◆ TASK BRIEF:
Every entry must be copied word for word.

◆ PROVIDED INFORMATION:
━━━
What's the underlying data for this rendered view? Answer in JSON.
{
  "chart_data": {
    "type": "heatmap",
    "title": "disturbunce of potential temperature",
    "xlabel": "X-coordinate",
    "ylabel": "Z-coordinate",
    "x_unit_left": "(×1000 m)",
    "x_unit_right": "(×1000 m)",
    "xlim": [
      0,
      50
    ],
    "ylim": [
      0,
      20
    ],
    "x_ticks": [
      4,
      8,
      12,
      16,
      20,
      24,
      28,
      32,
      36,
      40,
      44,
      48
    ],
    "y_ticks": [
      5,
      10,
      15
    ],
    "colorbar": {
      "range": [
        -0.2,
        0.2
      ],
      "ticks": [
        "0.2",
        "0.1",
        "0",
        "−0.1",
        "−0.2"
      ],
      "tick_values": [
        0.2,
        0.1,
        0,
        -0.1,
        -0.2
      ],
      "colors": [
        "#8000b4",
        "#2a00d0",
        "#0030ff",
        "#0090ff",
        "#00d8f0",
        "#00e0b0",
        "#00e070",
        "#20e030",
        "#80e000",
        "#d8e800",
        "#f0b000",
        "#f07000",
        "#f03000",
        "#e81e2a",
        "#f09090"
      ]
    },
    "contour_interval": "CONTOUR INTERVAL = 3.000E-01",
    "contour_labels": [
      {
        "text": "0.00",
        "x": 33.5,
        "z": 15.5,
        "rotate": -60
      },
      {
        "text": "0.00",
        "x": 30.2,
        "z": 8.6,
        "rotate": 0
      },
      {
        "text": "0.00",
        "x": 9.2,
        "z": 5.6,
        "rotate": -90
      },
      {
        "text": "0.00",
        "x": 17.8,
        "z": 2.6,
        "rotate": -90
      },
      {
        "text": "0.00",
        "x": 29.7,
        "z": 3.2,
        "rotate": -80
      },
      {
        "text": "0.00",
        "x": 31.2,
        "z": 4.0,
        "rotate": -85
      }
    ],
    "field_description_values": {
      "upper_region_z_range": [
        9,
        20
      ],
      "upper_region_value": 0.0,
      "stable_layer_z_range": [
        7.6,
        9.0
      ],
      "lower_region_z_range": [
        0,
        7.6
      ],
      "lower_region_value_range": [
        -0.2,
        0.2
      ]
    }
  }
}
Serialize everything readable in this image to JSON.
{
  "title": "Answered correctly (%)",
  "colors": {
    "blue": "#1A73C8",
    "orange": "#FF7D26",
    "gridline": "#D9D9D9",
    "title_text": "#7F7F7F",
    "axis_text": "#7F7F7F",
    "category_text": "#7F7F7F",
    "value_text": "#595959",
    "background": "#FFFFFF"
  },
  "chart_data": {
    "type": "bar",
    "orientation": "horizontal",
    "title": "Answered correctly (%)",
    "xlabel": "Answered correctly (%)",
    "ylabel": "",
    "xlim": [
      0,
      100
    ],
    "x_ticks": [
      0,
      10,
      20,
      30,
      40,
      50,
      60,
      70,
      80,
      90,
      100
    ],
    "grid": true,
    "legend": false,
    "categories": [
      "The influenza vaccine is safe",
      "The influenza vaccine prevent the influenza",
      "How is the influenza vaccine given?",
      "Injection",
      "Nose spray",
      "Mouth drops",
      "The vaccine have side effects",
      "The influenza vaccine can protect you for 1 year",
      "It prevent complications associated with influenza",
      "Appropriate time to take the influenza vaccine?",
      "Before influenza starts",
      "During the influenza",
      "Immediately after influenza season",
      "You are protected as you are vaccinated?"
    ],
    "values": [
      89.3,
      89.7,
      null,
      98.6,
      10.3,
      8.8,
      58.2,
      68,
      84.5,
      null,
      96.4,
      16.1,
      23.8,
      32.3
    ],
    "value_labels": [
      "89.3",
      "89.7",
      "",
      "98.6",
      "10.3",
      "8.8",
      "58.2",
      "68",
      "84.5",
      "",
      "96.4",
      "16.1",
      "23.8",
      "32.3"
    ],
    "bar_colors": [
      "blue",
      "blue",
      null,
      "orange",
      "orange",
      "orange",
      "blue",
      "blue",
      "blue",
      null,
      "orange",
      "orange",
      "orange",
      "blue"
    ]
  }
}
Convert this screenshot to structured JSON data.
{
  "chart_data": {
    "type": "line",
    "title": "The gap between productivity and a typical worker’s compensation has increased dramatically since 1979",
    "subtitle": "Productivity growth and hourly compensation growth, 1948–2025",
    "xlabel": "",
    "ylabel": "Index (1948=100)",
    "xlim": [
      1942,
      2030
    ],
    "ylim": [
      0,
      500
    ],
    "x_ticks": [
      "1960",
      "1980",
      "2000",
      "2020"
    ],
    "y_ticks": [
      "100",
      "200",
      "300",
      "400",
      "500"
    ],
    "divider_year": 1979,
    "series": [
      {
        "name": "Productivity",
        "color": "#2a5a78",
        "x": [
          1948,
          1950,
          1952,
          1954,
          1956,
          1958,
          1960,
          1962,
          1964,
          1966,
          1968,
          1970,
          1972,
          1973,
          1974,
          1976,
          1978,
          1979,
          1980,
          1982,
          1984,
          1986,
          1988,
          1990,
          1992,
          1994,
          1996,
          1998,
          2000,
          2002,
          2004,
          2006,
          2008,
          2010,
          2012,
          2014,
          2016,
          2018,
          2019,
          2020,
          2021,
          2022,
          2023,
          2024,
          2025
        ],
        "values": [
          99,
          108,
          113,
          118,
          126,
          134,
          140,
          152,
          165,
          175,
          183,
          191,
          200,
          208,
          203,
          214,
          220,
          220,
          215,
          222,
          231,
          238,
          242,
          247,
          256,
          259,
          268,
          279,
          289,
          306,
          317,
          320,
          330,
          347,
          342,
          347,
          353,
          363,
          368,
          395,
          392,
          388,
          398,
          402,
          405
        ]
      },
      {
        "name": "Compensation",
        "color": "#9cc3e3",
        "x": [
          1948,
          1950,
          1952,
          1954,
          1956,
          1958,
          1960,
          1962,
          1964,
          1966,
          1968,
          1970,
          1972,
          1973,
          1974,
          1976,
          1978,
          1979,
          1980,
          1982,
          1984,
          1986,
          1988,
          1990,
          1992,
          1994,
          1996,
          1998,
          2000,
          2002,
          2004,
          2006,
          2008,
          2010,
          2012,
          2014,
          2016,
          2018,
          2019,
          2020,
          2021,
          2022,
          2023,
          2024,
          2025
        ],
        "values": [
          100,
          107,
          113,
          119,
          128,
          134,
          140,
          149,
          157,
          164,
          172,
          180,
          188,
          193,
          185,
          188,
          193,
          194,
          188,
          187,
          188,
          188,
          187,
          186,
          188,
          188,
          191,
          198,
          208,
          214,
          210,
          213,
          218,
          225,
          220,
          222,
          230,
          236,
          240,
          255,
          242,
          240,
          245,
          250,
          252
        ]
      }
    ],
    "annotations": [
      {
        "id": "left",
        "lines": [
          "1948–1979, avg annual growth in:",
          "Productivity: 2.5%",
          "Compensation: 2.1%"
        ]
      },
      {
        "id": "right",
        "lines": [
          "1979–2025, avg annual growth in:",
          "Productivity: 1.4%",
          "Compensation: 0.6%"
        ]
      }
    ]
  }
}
━━━
◆ SOLUTION:
What's the underlying data for this rendered view? Answer in JSON.
{
  "chart_data": {
    "type": "heatmap",
    "title": "disturbunce of potential temperature",
    "xlabel": "X-coordinate",
    "ylabel": "Z-coordinate",
    "x_unit_left": "(×1000 m)",
    "x_unit_right": "(×1000 m)",
    "xlim": [
      0,
      50
    ],
    "ylim": [
      0,
      20
    ],
    "x_ticks": [
      4,
      8,
      12,
      16,
      20,
      24,
      28,
      32,
      36,
      40,
      44,
      48
    ],
    "y_ticks": [
      5,
      10,
      15
    ],
    "colorbar": {
      "range": [
        -0.2,
        0.2
      ],
      "ticks": [
        "0.2",
        "0.1",
        "0",
        "−0.1",
        "−0.2"
      ],
      "tick_values": [
        0.2,
        0.1,
        0,
        -0.1,
        -0.2
      ],
      "colors": [
        "#8000b4",
        "#2a00d0",
        "#0030ff",
        "#0090ff",
        "#00d8f0",
        "#00e0b0",
        "#00e070",
        "#20e030",
        "#80e000",
        "#d8e800",
        "#f0b000",
        "#f07000",
        "#f03000",
        "#e81e2a",
        "#f09090"
      ]
    },
    "contour_interval": "CONTOUR INTERVAL = 3.000E-01",
    "contour_labels": [
      {
        "text": "0.00",
        "x": 33.5,
        "z": 15.5,
        "rotate": -60
      },
      {
        "text": "0.00",
        "x": 30.2,
        "z": 8.6,
        "rotate": 0
      },
      {
        "text": "0.00",
        "x": 9.2,
        "z": 5.6,
        "rotate": -90
      },
      {
        "text": "0.00",
        "x": 17.8,
        "z": 2.6,
        "rotate": -90
      },
      {
        "text": "0.00",
        "x": 29.7,
        "z": 3.2,
        "rotate": -80
      },
      {
        "text": "0.00",
        "x": 31.2,
        "z": 4.0,
        "rotate": -85
      }
    ],
    "field_description_values": {
      "upper_region_z_range": [
        9,
        20
      ],
      "upper_region_value": 0.0,
      "stable_layer_z_range": [
        7.6,
        9.0
      ],
      "lower_region_z_range": [
        0,
        7.6
      ],
      "lower_region_value_range": [
        -0.2,
        0.2
      ]
    }
  }
}
Serialize everything readable in this image to JSON.
{
  "title": "Answered correctly (%)",
  "colors": {
    "blue": "#1A73C8",
    "orange": "#FF7D26",
    "gridline": "#D9D9D9",
    "title_text": "#7F7F7F",
    "axis_text": "#7F7F7F",
    "category_text": "#7F7F7F",
    "value_text": "#595959",
    "background": "#FFFFFF"
  },
  "chart_data": {
    "type": "bar",
    "orientation": "horizontal",
    "title": "Answered correctly (%)",
    "xlabel": "Answered correctly (%)",
    "ylabel": "",
    "xlim": [
      0,
      100
    ],
    "x_ticks": [
      0,
      10,
      20,
      30,
      40,
      50,
      60,
      70,
      80,
      90,
      100
    ],
    "grid": true,
    "legend": false,
    "categories": [
      "The influenza vaccine is safe",
      "The influenza vaccine prevent the influenza",
      "How is the influenza vaccine given?",
      "Injection",
      "Nose spray",
      "Mouth drops",
      "The vaccine have side effects",
      "The influenza vaccine can protect you for 1 year",
      "It prevent complications associated with influenza",
      "Appropriate time to take the influenza vaccine?",
      "Before influenza starts",
      "During the influenza",
      "Immediately after influenza season",
      "You are protected as you are vaccinated?"
    ],
    "values": [
      89.3,
      89.7,
      null,
      98.6,
      10.3,
      8.8,
      58.2,
      68,
      84.5,
      null,
      96.4,
      16.1,
      23.8,
      32.3
    ],
    "value_labels": [
      "89.3",
      "89.7",
      "",
      "98.6",
      "10.3",
      "8.8",
      "58.2",
      "68",
      "84.5",
      "",
      "96.4",
      "16.1",
      "23.8",
      "32.3"
    ],
    "bar_colors": [
      "blue",
      "blue",
      null,
      "orange",
      "orange",
      "orange",
      "blue",
      "blue",
      "blue",
      null,
      "orange",
      "orange",
      "orange",
      "blue"
    ]
  }
}
Convert this screenshot to structured JSON data.
{
  "chart_data": {
    "type": "line",
    "title": "The gap between productivity and a typical worker’s compensation has increased dramatically since 1979",
    "subtitle": "Productivity growth and hourly compensation growth, 1948–2025",
    "xlabel": "",
    "ylabel": "Index (1948=100)",
    "xlim": [
      1942,
      2030
    ],
    "ylim": [
      0,
      500
    ],
    "x_ticks": [
      "1960",
      "1980",
      "2000",
      "2020"
    ],
    "y_ticks": [
      "100",
      "200",
      "300",
      "400",
      "500"
    ],
    "divider_year": 1979,
    "series": [
      {
        "name": "Productivity",
        "color": "#2a5a78",
        "x": [
          1948,
          1950,
          1952,
          1954,
          1956,
          1958,
          1960,
          1962,
          1964,
          1966,
          1968,
          1970,
          1972,
          1973,
          1974,
          1976,
          1978,
          1979,
          1980,
          1982,
          1984,
          1986,
          1988,
          1990,
          1992,
          1994,
          1996,
          1998,
          2000,
          2002,
          2004,
          2006,
          2008,
          2010,
          2012,
          2014,
          2016,
          2018,
          2019,
          2020,
          2021,
          2022,
          2023,
          2024,
          2025
        ],
        "values": [
          99,
          108,
          113,
          118,
          126,
          134,
          140,
          152,
          165,
          175,
          183,
          191,
          200,
          208,
          203,
          214,
          220,
          220,
          215,
          222,
          231,
          238,
          242,
          247,
          256,
          259,
          268,
          279,
          289,
          306,
          317,
          320,
          330,
          347,
          342,
          347,
          353,
          363,
          368,
          395,
          392,
          388,
          398,
          402,
          405
        ]
      },
      {
        "name": "Compensation",
        "color": "#9cc3e3",
        "x": [
          1948,
          1950,
          1952,
          1954,
          1956,
          1958,
          1960,
          1962,
          1964,
          1966,
          1968,
          1970,
          1972,
          1973,
          1974,
          1976,
          1978,
          1979,
          1980,
          1982,
          1984,
          1986,
          1988,
          1990,
          1992,
          1994,
          1996,
          1998,
          2000,
          2002,
          2004,
          2006,
          2008,
          2010,
          2012,
          2014,
          2016,
          2018,
          2019,
          2020,
          2021,
          2022,
          2023,
          2024,
          2025
        ],
        "values": [
          100,
          107,
          113,
          119,
          128,
          134,
          140,
          149,
          157,
          164,
          172,
          180,
          188,
          193,
          185,
          188,
          193,
          194,
          188,
          187,
          188,
          188,
          187,
          186,
          188,
          188,
          191,
          198,
          208,
          214,
          210,
          213,
          218,
          225,
          220,
          222,
          230,
          236,
          240,
          255,
          242,
          240,
          245,
          250,
          252
        ]
      }
    ],
    "annotations": [
      {
        "id": "left",
        "lines": [
          "1948–1979, avg annual growth in:",
          "Productivity: 2.5%",
          "Compensation: 2.1%"
        ]
      },
      {
        "id": "right",
        "lines": [
          "1979–2025, avg annual growth in:",
          "Productivity: 1.4%",
          "Compensation: 0.6%"
        ]
      }
    ]
  }
}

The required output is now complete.